**Exercise tasks:**
a – In the Crappys article, which store supplied the test products when St. Paul hosted the 2005 awards?
b – Rewrite the Crappys article paragraph beginning "The foods were lined up" more briefly, keeping its main facts.

**Given passage:**
The Crappys (or, to give them the glory of their full name, the Ludic
Syndicate's Golden Crap Shack Award for Moronic Food Product of the
Year) are an annualtradition around these parts, where I gather
all that is malformed, ill-conceived, foul-tasting, poorly thought out
and utterly misguided in the world of consumer comestibles. I
then select a few, choke them down with heart-damaging force of will,
and tell you, the reader, which one is worthy of the title of Worst
Thing I Have Eaten All Year.
In 2004, a new wrinkle in the process developed: for the first
time, I enlisted the aid of assistants, and used the miracle of
photography to illustrate the fact that, in many cases, this food
looked almost as bad as it tasted. This year was no
exception. Although (at the cost of great scorn from my
loudmouthed assistant) I forgot to take any pictures of the actual
process of consumption, I did get snaps of the food and of the people
who, sometimes reluctantly and sometimes far too enthusiastically,
helped me consume it. In addition, this year had a theme:
while 2004 featured the cruddiest foodstuffs Eastern Europe had to
offer, as purchased at Chicago's own Bobak's Grocery, 2005 would
feature hippie food: organic, natural, cruelty-free, no
additives, no preservatives, but still a lot of shitty taste.
Finally, we took the show on the road for the first time, as St. Paul,
MN hosted the Crappys and their local Whole Foods Market supplied the
test prodcut.
I was
ably aided by my game-for-anything girlfriend Shauna McKenna, who was
more than enthusiastic to aid me in this frightful and misguided
endeavor, and her daughter Annie, who being less than two years old,
may not have fully appreciated the theory behind these taste tests, but
had one thing going for her: she would eat pretty much anything.
The
foods were lined up on our official test surface, a plastic Clifford
The Big Red Dog table, and placed next to a talking Tickle Me Elmo doll
for size comparison. This had the further salutory benefit of
preventing the grating, ceaseless doll from talking during the duration
of the photograph session. We then proceeded to strap our young
taster to a chair (we weren't so lucky) and began the tasting.
First
off was Turtle Island's "Traditional Smokehouse Tofurky Jurky".
This horrible miscalculation is 100% vegan, 100% preservative-free and
100% inedible. Sliced into vague round shapes that are supposed
to approximate pepperoni but really look like spoiled liver, these
"jurky" clumps feature label art of a man on a bike gazing purposefully
at a far-off mountain in the naive belief that eating this awful crap
will get him any farther than the nearest stomach pump. The claim
that these are "traditional smokehouse style" is bad enough (I,
personally, have never seen a traditional smokehouse that contains
vital wheat gluten, tofu, or garbanzo beans), but those lying bastards
at Turtle Island have the nerve to actually claim, right there on the
front of the package, that their product is "delicious". Which,
there was a consensus among all taste-testers not in the habit of
eating things they find stuch to the bottom of their shoes, it is
not. Oddly enough, I happen to know from my days in the natural
foods racket that this is not the worst-tasting vegetarian jerky in existence; hard as it may be to
understand, there is at least one brand that is worse. But it was
the worst-tasting vegetarian jerky available,
and that's enough.

**Supplied records:**
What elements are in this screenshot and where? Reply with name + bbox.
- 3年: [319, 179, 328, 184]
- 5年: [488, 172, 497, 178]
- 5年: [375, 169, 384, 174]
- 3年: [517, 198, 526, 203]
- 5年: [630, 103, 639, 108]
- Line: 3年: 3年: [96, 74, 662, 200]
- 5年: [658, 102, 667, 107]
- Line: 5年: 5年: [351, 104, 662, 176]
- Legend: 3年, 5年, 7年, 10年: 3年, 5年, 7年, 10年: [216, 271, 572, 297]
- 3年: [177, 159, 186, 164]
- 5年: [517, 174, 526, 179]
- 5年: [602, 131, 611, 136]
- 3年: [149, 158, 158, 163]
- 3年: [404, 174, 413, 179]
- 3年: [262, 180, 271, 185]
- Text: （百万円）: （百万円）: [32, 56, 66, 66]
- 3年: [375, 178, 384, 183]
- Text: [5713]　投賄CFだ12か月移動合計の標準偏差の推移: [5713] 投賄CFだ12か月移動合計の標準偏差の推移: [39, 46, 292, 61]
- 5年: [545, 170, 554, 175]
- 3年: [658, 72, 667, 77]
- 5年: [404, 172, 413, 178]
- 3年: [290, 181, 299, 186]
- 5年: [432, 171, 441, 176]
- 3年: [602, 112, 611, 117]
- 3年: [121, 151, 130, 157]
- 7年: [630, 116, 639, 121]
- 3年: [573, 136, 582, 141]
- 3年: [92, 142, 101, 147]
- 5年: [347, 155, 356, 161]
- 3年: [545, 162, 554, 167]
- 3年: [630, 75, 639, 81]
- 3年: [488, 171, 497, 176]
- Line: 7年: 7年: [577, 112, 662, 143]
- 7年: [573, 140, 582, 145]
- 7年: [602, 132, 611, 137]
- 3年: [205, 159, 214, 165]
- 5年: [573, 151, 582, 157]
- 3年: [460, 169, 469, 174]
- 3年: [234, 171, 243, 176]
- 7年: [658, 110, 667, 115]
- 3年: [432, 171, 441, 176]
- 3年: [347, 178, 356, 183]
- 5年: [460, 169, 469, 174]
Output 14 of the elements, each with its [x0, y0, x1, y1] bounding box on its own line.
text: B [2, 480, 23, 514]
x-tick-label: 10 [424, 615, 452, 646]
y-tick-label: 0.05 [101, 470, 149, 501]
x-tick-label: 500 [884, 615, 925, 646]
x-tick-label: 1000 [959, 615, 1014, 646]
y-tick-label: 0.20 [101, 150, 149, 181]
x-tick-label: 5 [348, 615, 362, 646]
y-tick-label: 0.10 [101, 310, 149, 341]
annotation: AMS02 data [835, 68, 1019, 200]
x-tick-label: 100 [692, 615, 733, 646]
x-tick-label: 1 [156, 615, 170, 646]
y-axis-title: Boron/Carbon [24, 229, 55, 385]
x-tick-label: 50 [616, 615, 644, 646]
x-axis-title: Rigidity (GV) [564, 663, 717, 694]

**Outputs for the tasks:**
a – The local Whole Foods Market in St. Paul, MN.

b – The foods were set on a plastic Clifford The Big Red Dog table next to a talking Tickle Me Elmo doll for size comparison. This also kept the doll from talking during the photo session. The young taster was then strapped into a chair, and the tasting began.